**EXERCISE:** Scan the listing that follows and report how many lines contain "series". Write the number alone.

------ SUPPLIED MATERIAL ------

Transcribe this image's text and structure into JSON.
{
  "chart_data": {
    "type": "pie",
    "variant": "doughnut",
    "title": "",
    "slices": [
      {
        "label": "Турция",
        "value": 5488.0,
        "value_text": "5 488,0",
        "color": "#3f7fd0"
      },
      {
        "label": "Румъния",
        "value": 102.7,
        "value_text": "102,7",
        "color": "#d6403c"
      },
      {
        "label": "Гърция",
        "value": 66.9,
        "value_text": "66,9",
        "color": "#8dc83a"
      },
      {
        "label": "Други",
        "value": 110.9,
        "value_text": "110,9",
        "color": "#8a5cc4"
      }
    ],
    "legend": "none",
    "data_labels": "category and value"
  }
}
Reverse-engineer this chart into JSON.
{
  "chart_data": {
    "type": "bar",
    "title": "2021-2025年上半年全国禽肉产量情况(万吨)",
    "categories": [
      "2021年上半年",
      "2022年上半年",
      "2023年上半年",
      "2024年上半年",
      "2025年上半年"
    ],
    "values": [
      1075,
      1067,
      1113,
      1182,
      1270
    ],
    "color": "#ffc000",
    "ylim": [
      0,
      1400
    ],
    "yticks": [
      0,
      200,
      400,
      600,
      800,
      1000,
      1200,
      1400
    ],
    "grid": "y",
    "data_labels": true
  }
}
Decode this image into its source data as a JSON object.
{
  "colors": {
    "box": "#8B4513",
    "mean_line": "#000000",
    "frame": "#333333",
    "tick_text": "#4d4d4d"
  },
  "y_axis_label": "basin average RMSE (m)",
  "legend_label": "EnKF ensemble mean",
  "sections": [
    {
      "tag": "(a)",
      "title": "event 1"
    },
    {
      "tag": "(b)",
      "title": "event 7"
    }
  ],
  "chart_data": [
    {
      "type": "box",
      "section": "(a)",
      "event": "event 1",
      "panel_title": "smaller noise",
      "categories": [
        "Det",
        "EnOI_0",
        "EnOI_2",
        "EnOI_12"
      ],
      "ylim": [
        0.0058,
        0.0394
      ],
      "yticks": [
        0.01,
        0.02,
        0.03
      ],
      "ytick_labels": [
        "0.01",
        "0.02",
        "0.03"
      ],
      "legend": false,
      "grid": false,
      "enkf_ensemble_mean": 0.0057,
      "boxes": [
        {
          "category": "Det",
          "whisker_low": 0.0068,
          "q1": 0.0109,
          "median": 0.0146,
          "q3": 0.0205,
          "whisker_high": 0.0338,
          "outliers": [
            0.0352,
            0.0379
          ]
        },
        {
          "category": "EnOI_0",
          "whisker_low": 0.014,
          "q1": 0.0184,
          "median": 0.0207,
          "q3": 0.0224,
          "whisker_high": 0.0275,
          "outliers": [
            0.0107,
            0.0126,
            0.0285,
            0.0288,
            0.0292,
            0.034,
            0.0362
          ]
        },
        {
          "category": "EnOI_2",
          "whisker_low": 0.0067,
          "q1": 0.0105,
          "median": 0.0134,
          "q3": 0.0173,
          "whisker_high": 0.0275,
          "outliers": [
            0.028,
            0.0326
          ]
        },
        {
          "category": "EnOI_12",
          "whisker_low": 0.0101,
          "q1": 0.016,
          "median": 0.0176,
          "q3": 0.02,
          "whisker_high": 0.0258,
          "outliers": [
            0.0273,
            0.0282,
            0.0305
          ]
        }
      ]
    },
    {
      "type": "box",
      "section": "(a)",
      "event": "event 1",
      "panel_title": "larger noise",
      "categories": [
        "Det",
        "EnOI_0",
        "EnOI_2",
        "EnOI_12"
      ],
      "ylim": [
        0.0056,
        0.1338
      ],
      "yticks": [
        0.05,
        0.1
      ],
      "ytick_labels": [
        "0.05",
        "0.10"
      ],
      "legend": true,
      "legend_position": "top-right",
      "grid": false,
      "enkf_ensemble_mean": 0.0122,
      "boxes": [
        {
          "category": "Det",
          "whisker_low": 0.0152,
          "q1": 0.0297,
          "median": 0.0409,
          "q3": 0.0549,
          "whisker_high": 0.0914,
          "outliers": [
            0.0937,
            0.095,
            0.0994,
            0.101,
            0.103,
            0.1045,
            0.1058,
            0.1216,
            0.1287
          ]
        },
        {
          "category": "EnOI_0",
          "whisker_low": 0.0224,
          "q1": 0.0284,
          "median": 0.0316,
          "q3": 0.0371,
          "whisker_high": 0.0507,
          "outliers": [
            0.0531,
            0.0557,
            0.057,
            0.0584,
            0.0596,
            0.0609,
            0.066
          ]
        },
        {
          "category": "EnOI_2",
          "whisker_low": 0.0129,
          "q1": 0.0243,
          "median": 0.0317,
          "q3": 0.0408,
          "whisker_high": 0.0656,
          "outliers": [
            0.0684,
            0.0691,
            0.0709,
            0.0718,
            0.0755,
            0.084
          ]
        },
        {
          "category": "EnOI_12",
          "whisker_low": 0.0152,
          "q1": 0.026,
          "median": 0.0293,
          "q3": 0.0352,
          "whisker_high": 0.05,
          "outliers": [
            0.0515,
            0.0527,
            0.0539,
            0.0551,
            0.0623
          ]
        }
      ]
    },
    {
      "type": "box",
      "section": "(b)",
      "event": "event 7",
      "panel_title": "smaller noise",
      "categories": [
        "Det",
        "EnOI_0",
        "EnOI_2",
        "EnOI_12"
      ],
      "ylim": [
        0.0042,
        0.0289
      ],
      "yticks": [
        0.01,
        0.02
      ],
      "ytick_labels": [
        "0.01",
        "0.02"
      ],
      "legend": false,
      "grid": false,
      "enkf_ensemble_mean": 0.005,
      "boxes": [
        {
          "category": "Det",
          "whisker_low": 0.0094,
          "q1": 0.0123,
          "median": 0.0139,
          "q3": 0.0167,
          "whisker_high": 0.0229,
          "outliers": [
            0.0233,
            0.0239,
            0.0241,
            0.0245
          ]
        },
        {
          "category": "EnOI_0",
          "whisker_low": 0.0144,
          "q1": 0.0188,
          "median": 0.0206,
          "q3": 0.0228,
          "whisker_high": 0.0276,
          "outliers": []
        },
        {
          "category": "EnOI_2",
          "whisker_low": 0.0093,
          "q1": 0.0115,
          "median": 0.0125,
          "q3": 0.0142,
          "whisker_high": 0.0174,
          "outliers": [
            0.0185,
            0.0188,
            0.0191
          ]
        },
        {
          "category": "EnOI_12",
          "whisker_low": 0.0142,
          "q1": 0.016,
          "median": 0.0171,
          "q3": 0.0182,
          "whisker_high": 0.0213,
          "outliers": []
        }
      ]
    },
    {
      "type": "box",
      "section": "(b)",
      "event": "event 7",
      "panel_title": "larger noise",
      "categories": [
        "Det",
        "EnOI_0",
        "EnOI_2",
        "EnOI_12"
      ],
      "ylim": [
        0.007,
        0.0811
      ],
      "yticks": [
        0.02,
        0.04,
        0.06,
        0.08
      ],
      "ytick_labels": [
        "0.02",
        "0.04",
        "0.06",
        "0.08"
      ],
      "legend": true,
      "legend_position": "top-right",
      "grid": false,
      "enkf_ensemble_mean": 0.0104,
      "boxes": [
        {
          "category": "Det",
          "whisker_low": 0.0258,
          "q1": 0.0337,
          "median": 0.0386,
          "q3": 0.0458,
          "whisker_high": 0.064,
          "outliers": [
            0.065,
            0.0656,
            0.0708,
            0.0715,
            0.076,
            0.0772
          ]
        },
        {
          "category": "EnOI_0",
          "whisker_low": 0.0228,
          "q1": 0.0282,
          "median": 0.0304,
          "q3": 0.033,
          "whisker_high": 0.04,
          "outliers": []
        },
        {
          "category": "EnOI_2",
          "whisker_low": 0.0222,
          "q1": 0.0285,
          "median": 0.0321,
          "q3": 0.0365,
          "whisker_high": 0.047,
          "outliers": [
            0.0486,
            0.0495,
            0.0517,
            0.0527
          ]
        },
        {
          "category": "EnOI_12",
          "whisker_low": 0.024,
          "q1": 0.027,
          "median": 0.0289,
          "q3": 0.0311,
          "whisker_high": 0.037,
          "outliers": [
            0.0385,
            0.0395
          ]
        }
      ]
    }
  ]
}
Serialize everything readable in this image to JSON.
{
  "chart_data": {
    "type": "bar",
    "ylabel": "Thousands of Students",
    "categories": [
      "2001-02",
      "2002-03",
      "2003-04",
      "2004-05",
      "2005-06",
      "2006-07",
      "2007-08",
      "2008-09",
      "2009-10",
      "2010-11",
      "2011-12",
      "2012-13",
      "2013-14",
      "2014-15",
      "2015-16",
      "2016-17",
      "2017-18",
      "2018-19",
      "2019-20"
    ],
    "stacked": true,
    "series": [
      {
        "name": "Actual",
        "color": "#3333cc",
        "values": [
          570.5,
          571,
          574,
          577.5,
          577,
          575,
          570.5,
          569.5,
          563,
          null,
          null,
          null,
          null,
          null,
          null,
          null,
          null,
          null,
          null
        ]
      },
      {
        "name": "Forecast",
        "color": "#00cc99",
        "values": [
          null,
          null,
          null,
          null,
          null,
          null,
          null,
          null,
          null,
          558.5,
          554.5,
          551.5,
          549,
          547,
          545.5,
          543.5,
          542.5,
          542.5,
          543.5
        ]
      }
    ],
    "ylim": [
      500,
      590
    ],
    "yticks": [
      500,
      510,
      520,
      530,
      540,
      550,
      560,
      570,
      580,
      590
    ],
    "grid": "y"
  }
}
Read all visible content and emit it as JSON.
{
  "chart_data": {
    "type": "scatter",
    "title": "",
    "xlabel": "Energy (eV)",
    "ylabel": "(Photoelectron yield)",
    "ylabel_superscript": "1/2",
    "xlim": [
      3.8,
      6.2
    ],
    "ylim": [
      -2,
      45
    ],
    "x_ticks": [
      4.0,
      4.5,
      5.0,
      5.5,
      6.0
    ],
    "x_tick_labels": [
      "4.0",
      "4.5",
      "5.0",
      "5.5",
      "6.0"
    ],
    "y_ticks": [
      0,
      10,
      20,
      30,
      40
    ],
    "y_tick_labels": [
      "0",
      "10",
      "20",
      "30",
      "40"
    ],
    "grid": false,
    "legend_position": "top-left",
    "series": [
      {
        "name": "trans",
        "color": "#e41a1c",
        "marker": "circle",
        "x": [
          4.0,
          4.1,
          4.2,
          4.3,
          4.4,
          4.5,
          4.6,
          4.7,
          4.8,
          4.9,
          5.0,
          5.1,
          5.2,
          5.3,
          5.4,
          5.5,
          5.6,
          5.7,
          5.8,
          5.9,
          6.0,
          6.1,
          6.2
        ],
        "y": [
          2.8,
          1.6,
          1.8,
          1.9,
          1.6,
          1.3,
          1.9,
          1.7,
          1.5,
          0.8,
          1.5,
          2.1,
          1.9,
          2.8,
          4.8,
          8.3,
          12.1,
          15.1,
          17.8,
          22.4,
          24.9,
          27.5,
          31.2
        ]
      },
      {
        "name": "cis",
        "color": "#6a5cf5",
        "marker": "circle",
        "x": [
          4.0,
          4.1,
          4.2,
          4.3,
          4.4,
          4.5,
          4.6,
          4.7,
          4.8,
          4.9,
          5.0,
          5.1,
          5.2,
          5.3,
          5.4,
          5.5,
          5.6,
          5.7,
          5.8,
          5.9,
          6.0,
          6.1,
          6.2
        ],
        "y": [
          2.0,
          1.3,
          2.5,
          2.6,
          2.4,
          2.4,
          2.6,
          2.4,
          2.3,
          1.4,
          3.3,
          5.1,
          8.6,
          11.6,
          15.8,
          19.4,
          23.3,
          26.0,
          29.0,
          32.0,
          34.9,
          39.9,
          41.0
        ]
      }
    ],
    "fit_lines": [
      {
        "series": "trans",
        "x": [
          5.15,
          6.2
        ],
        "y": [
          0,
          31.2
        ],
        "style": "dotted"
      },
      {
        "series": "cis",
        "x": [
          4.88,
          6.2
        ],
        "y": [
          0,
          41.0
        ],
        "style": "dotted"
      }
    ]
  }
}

------

**CORRECT RESPONSE:** 4